Data records:
○ ○ ○ ○
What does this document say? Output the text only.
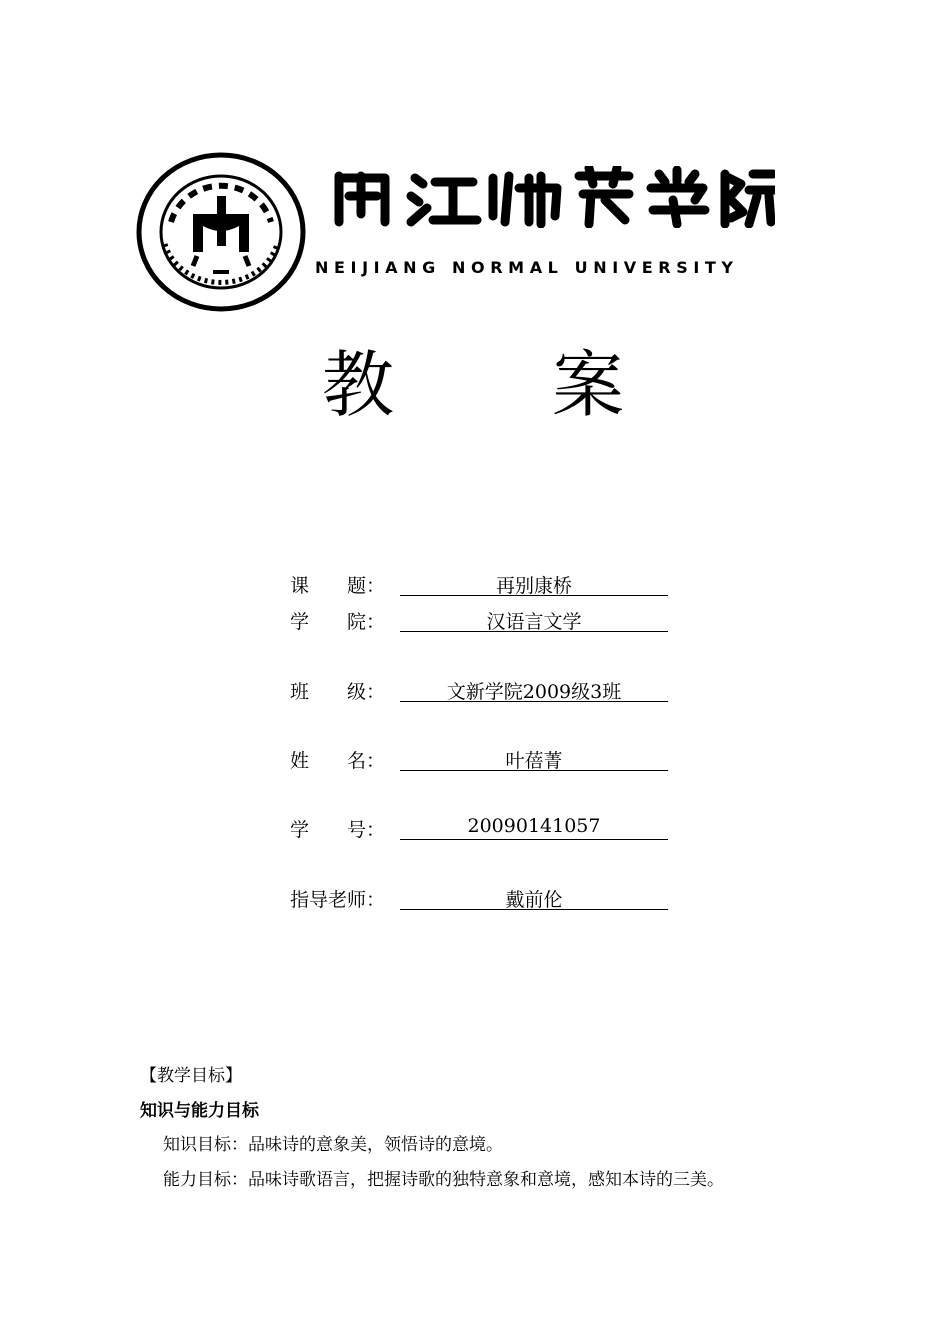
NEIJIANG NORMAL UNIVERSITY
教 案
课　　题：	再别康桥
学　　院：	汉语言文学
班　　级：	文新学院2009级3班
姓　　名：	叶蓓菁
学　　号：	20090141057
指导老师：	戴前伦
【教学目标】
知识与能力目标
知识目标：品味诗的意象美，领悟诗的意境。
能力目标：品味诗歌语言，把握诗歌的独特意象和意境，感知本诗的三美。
○ ○ ○ ○
### Work to complete
Reproduce each record above by retyping it exactly; omit all images.

### The answer
What does this document say? Output the text only.
NEIJIANG NORMAL UNIVERSITY
教 案
课　　题：	再别康桥
学　　院：	汉语言文学
班　　级：	文新学院2009级3班
姓　　名：	叶蓓菁
学　　号：	20090141057
指导老师：	戴前伦
【教学目标】
知识与能力目标
知识目标：品味诗的意象美，领悟诗的意境。
能力目标：品味诗歌语言，把握诗歌的独特意象和意境，感知本诗的三美。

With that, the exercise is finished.